[Dataset excerpt]
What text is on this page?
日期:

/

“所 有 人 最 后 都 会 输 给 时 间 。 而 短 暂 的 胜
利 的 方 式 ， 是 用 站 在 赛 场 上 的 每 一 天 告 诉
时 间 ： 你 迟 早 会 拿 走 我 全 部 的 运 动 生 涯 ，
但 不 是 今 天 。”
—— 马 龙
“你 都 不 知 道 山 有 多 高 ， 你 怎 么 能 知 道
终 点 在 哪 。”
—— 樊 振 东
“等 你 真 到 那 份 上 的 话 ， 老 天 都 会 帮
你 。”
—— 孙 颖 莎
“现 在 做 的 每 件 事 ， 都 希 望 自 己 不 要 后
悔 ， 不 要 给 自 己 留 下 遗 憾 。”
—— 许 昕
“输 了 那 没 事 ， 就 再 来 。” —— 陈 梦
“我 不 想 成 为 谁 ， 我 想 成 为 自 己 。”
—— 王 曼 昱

TASK ::
Reproduce the listing above verbatim, from first line to last.

COMPLETE OUTPUT ::
What text is on this page?
日期:

/

“所 有 人 最 后 都 会 输 给 时 间 。 而 短 暂 的 胜
利 的 方 式 ， 是 用 站 在 赛 场 上 的 每 一 天 告 诉
时 间 ： 你 迟 早 会 拿 走 我 全 部 的 运 动 生 涯 ，
但 不 是 今 天 。”
—— 马 龙
“你 都 不 知 道 山 有 多 高 ， 你 怎 么 能 知 道
终 点 在 哪 。”
—— 樊 振 东
“等 你 真 到 那 份 上 的 话 ， 老 天 都 会 帮
你 。”
—— 孙 颖 莎
“现 在 做 的 每 件 事 ， 都 希 望 自 己 不 要 后
悔 ， 不 要 给 自 己 留 下 遗 憾 。”
—— 许 昕
“输 了 那 没 事 ， 就 再 来 。” —— 陈 梦
“我 不 想 成 为 谁 ， 我 想 成 为 自 己 。”
—— 王 曼 昱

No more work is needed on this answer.